» **Problem**
Say how many lines of these entries include the word "text", and answer with the number alone.

■ ■ ■

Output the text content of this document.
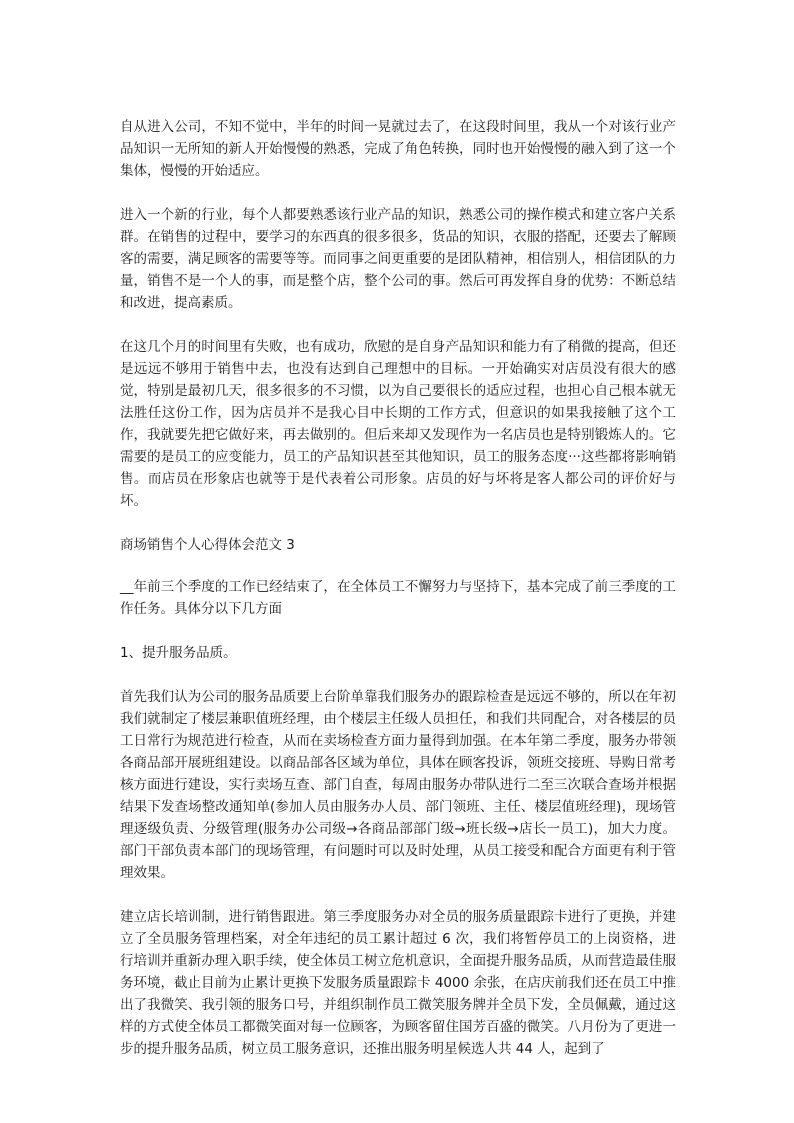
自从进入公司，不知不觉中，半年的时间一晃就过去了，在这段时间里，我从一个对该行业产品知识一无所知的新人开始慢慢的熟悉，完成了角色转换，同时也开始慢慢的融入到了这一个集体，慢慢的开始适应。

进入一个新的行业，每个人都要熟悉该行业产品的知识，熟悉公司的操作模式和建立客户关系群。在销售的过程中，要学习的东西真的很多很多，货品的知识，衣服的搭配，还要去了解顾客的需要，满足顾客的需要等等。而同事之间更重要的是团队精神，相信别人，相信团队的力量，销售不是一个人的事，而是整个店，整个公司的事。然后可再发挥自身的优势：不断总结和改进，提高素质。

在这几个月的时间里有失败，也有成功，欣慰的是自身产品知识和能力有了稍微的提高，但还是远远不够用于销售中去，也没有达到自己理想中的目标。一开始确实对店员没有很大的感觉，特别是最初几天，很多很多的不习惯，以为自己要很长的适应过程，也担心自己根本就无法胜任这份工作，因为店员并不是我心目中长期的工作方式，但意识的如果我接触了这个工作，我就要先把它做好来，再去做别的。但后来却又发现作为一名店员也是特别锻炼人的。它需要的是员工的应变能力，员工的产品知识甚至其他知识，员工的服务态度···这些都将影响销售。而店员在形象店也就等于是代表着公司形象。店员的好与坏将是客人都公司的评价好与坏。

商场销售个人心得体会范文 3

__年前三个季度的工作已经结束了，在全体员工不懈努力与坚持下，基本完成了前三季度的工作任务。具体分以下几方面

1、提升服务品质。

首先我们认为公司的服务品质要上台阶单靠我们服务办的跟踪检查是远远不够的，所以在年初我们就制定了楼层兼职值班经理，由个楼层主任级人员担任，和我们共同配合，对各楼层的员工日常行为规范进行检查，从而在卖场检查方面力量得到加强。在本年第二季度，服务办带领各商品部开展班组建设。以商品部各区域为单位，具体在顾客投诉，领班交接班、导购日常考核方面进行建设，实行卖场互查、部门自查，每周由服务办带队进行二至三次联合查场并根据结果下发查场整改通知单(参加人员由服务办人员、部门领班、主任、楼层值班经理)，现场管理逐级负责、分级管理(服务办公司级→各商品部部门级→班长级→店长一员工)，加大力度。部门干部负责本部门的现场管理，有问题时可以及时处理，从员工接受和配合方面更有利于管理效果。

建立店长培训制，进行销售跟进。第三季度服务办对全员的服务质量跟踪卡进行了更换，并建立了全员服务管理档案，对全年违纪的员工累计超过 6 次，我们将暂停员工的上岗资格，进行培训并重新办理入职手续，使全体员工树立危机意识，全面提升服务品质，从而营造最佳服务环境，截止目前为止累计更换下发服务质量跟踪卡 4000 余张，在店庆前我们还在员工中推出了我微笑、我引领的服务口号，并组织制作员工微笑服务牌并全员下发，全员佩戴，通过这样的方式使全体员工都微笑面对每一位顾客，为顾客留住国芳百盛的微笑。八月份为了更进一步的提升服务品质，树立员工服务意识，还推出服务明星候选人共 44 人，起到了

■ ■ ■

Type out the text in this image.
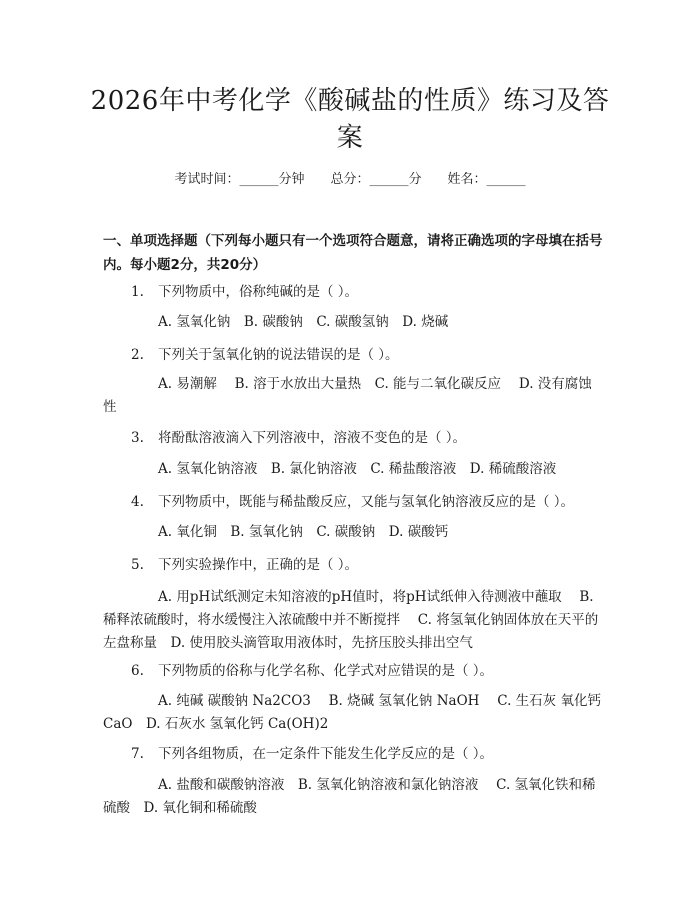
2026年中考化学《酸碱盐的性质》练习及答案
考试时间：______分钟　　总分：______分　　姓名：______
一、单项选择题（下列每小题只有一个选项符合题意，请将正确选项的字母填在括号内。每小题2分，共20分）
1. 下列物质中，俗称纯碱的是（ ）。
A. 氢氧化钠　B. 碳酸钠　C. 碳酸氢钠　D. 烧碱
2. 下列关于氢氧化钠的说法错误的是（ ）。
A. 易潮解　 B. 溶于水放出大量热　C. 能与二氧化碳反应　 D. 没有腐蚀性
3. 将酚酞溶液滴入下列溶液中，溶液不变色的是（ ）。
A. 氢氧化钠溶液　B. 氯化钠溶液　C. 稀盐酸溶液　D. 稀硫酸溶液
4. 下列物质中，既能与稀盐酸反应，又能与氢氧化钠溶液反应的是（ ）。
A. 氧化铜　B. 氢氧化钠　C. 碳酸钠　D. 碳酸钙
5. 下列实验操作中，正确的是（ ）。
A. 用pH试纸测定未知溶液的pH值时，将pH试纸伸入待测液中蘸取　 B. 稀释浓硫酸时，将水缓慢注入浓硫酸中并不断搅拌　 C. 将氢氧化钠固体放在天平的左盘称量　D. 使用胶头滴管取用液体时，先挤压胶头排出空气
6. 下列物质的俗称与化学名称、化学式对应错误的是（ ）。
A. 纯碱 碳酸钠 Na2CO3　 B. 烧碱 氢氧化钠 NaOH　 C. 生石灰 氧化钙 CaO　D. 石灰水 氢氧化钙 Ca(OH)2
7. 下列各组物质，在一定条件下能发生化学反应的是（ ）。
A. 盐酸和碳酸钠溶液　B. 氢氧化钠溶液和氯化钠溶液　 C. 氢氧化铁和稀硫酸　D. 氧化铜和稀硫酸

■ ■ ■

» **Response**
2